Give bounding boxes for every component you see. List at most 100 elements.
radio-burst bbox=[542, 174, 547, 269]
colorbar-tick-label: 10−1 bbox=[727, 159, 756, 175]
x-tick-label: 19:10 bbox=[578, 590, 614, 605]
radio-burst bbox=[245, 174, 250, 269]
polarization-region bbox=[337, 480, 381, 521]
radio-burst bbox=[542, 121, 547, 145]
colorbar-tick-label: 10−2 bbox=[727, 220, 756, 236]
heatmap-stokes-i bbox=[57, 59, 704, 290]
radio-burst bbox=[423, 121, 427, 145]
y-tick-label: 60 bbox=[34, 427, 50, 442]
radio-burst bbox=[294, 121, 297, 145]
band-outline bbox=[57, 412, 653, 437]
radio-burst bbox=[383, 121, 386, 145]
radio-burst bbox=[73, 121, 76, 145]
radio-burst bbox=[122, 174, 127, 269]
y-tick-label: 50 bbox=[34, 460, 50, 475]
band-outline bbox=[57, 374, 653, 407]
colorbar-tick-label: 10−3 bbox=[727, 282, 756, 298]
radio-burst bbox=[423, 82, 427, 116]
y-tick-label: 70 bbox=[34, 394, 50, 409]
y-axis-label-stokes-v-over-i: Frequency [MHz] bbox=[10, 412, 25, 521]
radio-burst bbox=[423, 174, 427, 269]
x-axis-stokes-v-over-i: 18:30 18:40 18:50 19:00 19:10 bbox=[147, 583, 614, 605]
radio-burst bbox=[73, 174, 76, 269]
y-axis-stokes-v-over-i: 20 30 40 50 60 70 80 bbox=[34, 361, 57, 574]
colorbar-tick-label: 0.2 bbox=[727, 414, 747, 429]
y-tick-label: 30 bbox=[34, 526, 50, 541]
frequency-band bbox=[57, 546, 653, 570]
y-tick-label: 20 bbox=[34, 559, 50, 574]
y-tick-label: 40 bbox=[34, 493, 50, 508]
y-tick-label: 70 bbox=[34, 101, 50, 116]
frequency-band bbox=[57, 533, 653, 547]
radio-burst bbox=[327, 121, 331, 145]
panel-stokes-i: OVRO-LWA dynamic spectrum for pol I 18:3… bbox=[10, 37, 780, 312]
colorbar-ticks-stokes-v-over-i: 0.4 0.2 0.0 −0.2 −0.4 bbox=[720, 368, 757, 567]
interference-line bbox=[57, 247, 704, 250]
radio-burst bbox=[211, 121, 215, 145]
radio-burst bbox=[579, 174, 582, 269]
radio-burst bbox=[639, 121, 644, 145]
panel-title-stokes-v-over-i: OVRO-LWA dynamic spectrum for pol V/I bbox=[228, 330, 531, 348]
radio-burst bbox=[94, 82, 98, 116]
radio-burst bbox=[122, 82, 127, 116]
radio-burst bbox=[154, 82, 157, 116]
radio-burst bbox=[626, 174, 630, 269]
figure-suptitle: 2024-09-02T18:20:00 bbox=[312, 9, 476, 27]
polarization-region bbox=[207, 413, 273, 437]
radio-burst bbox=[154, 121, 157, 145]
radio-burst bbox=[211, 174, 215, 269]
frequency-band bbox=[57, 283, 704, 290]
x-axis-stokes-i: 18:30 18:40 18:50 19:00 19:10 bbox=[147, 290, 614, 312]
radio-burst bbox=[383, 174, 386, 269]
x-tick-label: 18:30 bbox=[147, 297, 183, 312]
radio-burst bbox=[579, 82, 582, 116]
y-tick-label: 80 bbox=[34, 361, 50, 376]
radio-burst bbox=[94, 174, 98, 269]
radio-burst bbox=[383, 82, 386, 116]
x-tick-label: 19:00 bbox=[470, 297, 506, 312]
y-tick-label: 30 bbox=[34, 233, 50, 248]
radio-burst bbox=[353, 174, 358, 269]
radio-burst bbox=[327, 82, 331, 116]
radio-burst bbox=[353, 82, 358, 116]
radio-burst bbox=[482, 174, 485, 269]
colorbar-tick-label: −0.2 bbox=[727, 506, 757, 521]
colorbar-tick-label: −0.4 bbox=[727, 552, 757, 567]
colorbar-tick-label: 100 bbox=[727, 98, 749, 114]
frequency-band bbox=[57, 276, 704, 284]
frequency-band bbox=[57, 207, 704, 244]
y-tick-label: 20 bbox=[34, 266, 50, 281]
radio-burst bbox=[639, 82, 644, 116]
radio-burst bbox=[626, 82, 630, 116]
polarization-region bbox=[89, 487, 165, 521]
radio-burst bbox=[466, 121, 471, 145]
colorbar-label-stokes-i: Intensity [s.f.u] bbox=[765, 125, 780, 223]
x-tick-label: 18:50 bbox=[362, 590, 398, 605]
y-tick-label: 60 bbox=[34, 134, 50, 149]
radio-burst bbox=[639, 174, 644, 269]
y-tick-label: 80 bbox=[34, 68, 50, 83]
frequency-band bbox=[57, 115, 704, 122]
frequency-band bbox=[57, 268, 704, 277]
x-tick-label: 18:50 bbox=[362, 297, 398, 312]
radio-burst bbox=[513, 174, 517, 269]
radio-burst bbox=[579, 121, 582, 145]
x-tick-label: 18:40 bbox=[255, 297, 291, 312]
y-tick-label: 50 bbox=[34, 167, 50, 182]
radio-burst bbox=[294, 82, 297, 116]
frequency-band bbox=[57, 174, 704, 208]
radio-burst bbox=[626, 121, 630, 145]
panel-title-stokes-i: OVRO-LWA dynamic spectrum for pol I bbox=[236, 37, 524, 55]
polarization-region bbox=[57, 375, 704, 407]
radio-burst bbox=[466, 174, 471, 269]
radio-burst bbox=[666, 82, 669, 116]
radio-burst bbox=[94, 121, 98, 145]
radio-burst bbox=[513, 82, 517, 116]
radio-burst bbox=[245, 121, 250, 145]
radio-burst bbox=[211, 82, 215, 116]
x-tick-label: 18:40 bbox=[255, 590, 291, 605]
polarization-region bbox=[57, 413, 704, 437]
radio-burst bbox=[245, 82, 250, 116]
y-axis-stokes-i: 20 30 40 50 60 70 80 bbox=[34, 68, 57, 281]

───

● Challenge
Please repeat, word for word, the part of the entries that opens with their first line and closes with the line containing "y-tick-label: 70 bbox=[34, 394, 50, 409]", including both of those lines.

● Written response
Give bounding boxes for every component you see. List at most 100 elements.
radio-burst bbox=[542, 174, 547, 269]
colorbar-tick-label: 10−1 bbox=[727, 159, 756, 175]
x-tick-label: 19:10 bbox=[578, 590, 614, 605]
radio-burst bbox=[245, 174, 250, 269]
polarization-region bbox=[337, 480, 381, 521]
radio-burst bbox=[542, 121, 547, 145]
colorbar-tick-label: 10−2 bbox=[727, 220, 756, 236]
heatmap-stokes-i bbox=[57, 59, 704, 290]
radio-burst bbox=[423, 121, 427, 145]
y-tick-label: 60 bbox=[34, 427, 50, 442]
radio-burst bbox=[294, 121, 297, 145]
band-outline bbox=[57, 412, 653, 437]
radio-burst bbox=[383, 121, 386, 145]
radio-burst bbox=[73, 121, 76, 145]
radio-burst bbox=[122, 174, 127, 269]
y-tick-label: 50 bbox=[34, 460, 50, 475]
band-outline bbox=[57, 374, 653, 407]
colorbar-tick-label: 10−3 bbox=[727, 282, 756, 298]
radio-burst bbox=[423, 82, 427, 116]
y-tick-label: 70 bbox=[34, 394, 50, 409]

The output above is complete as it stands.